■ WORK INSTRUCTIONS: Transcribe the records that follow in their entirety, omitting any pictures.

[Items from a data source]
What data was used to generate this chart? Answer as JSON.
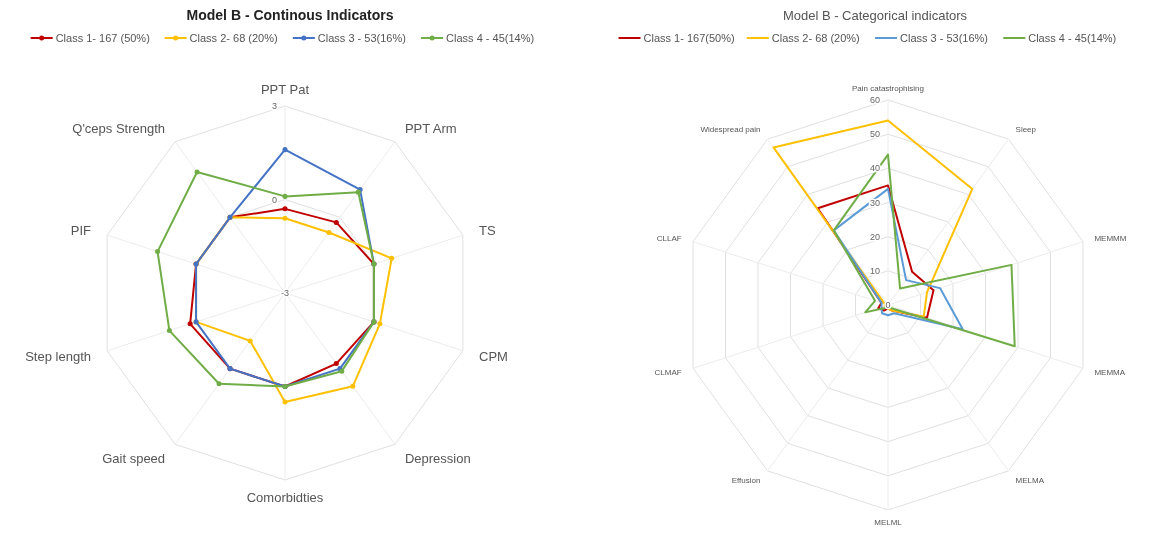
{
  "chart_data": [
    {
      "type": "radar",
      "title": "Model B - Continous Indicators",
      "categories": [
        "PPT Pat",
        "PPT Arm",
        "TS",
        "CPM",
        "Depression",
        "Comorbidties",
        "Gait speed",
        "Step length",
        "PIF",
        "Q'ceps Strength"
      ],
      "ylim": [
        -3,
        3
      ],
      "yticks": [
        -3,
        0,
        3
      ],
      "grid": true,
      "legend": "top",
      "marker": "circle",
      "series": [
        {
          "name": "Class 1- 167 (50%)",
          "color": "#c00000",
          "values": [
            -0.3,
            -0.2,
            0,
            0,
            -0.2,
            0,
            0,
            0.2,
            0,
            0
          ]
        },
        {
          "name": "Class 2- 68 (20%)",
          "color": "#ffc000",
          "values": [
            -0.6,
            -0.6,
            0.6,
            0.2,
            0.7,
            0.5,
            -1.1,
            0,
            0,
            0
          ]
        },
        {
          "name": "Class 3 - 53(16%)",
          "color": "#4472c4",
          "values": [
            1.6,
            1.1,
            0,
            0,
            0,
            0,
            0,
            0,
            0,
            0
          ]
        },
        {
          "name": "Class 4 - 45(14%)",
          "color": "#70ad47",
          "values": [
            0.1,
            1.0,
            0,
            0,
            0.1,
            0,
            0.6,
            0.9,
            1.3,
            1.8
          ]
        }
      ]
    },
    {
      "type": "radar",
      "title": "Model B - Categorical indicators",
      "categories": [
        "Pain catastrophising",
        "Sleep",
        "MEMMM",
        "MEMMA",
        "MELMA",
        "MELML",
        "Effusion",
        "CLMAF",
        "CLLAF",
        "Widespread pain"
      ],
      "ylim": [
        0,
        60
      ],
      "yticks": [
        0,
        10,
        20,
        30,
        40,
        50,
        60
      ],
      "grid": true,
      "legend": "top",
      "marker": "none",
      "series": [
        {
          "name": "Class 1- 167(50%)",
          "color": "#c00000",
          "values": [
            35,
            12,
            14,
            12,
            2,
            1,
            2,
            3,
            2,
            35
          ]
        },
        {
          "name": "Class 2- 68 (20%)",
          "color": "#ffc000",
          "values": [
            54,
            42,
            12,
            11,
            2,
            1,
            1,
            1,
            1,
            57
          ]
        },
        {
          "name": "Class 3 - 53(16%)",
          "color": "#5b9bd5",
          "values": [
            34,
            9,
            16,
            23,
            3,
            3,
            3,
            2,
            2,
            27
          ]
        },
        {
          "name": "Class 4 - 45(14%)",
          "color": "#70ad47",
          "values": [
            44,
            6,
            38,
            39,
            1,
            1,
            1,
            7,
            4,
            27
          ]
        }
      ]
    }
  ]
}
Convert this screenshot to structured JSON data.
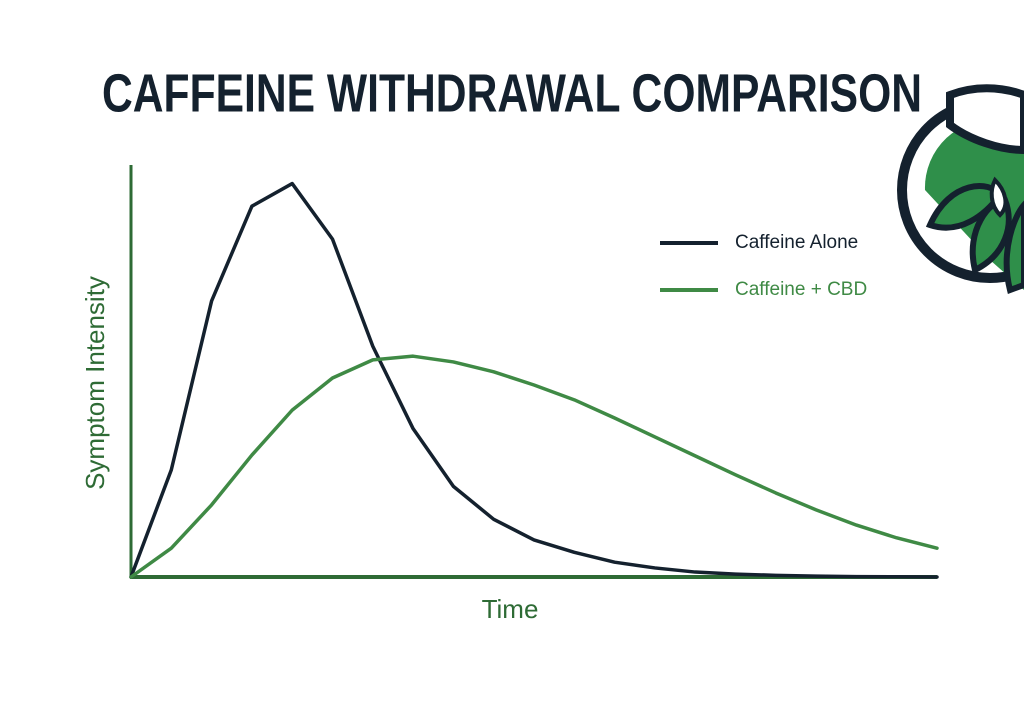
{
  "chart_data": {
    "type": "line",
    "title": "CAFFEINE WITHDRAWAL COMPARISON",
    "x_label": "Time",
    "y_label": "Symptom Intensity",
    "x": [
      0,
      5,
      10,
      15,
      20,
      25,
      30,
      35,
      40,
      45,
      50,
      55,
      60,
      65,
      70,
      75,
      80,
      85,
      90,
      95,
      100
    ],
    "series": [
      {
        "name": "Caffeine Alone",
        "color": "#14212e",
        "values": [
          0,
          26,
          67,
          90,
          95.5,
          82,
          56,
          36,
          22,
          14,
          9,
          6,
          3.6,
          2.2,
          1.2,
          0.7,
          0.4,
          0.2,
          0.1,
          0.05,
          0
        ]
      },
      {
        "name": "Caffeine + CBD",
        "color": "#3f8a45",
        "values": [
          0,
          7,
          17.5,
          29.6,
          40.5,
          48.3,
          52.7,
          53.6,
          52.2,
          49.8,
          46.6,
          43,
          38.6,
          34,
          29.4,
          24.8,
          20.4,
          16.3,
          12.6,
          9.5,
          7
        ]
      }
    ],
    "xlim": [
      0,
      100
    ],
    "ylim": [
      0,
      100
    ],
    "legend": "upper right"
  }
}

■ TASK OUTPUT:
What data was used to generate this chart? Answer as JSON.
{
  "chart_data": [
    {
      "type": "radar",
      "title": "Model B - Continous Indicators",
      "categories": [
        "PPT Pat",
        "PPT Arm",
        "TS",
        "CPM",
        "Depression",
        "Comorbidties",
        "Gait speed",
        "Step length",
        "PIF",
        "Q'ceps Strength"
      ],
      "ylim": [
        -3,
        3
      ],
      "yticks": [
        -3,
        0,
        3
      ],
      "grid": true,
      "legend": "top",
      "marker": "circle",
      "series": [
        {
          "name": "Class 1- 167 (50%)",
          "color": "#c00000",
          "values": [
            -0.3,
            -0.2,
            0,
            0,
            -0.2,
            0,
            0,
            0.2,
            0,
            0
          ]
        },
        {
          "name": "Class 2- 68 (20%)",
          "color": "#ffc000",
          "values": [
            -0.6,
            -0.6,
            0.6,
            0.2,
            0.7,
            0.5,
            -1.1,
            0,
            0,
            0
          ]
        },
        {
          "name": "Class 3 - 53(16%)",
          "color": "#4472c4",
          "values": [
            1.6,
            1.1,
            0,
            0,
            0,
            0,
            0,
            0,
            0,
            0
          ]
        },
        {
          "name": "Class 4 - 45(14%)",
          "color": "#70ad47",
          "values": [
            0.1,
            1.0,
            0,
            0,
            0.1,
            0,
            0.6,
            0.9,
            1.3,
            1.8
          ]
        }
      ]
    },
    {
      "type": "radar",
      "title": "Model B - Categorical indicators",
      "categories": [
        "Pain catastrophising",
        "Sleep",
        "MEMMM",
        "MEMMA",
        "MELMA",
        "MELML",
        "Effusion",
        "CLMAF",
        "CLLAF",
        "Widespread pain"
      ],
      "ylim": [
        0,
        60
      ],
      "yticks": [
        0,
        10,
        20,
        30,
        40,
        50,
        60
      ],
      "grid": true,
      "legend": "top",
      "marker": "none",
      "series": [
        {
          "name": "Class 1- 167(50%)",
          "color": "#c00000",
          "values": [
            35,
            12,
            14,
            12,
            2,
            1,
            2,
            3,
            2,
            35
          ]
        },
        {
          "name": "Class 2- 68 (20%)",
          "color": "#ffc000",
          "values": [
            54,
            42,
            12,
            11,
            2,
            1,
            1,
            1,
            1,
            57
          ]
        },
        {
          "name": "Class 3 - 53(16%)",
          "color": "#5b9bd5",
          "values": [
            34,
            9,
            16,
            23,
            3,
            3,
            3,
            2,
            2,
            27
          ]
        },
        {
          "name": "Class 4 - 45(14%)",
          "color": "#70ad47",
          "values": [
            44,
            6,
            38,
            39,
            1,
            1,
            1,
            7,
            4,
            27
          ]
        }
      ]
    }
  ]
}
Convert this screenshot to structured JSON data.
{
  "chart_data": {
    "type": "line",
    "title": "CAFFEINE WITHDRAWAL COMPARISON",
    "x_label": "Time",
    "y_label": "Symptom Intensity",
    "x": [
      0,
      5,
      10,
      15,
      20,
      25,
      30,
      35,
      40,
      45,
      50,
      55,
      60,
      65,
      70,
      75,
      80,
      85,
      90,
      95,
      100
    ],
    "series": [
      {
        "name": "Caffeine Alone",
        "color": "#14212e",
        "values": [
          0,
          26,
          67,
          90,
          95.5,
          82,
          56,
          36,
          22,
          14,
          9,
          6,
          3.6,
          2.2,
          1.2,
          0.7,
          0.4,
          0.2,
          0.1,
          0.05,
          0
        ]
      },
      {
        "name": "Caffeine + CBD",
        "color": "#3f8a45",
        "values": [
          0,
          7,
          17.5,
          29.6,
          40.5,
          48.3,
          52.7,
          53.6,
          52.2,
          49.8,
          46.6,
          43,
          38.6,
          34,
          29.4,
          24.8,
          20.4,
          16.3,
          12.6,
          9.5,
          7
        ]
      }
    ],
    "xlim": [
      0,
      100
    ],
    "ylim": [
      0,
      100
    ],
    "legend": "upper right"
  }
}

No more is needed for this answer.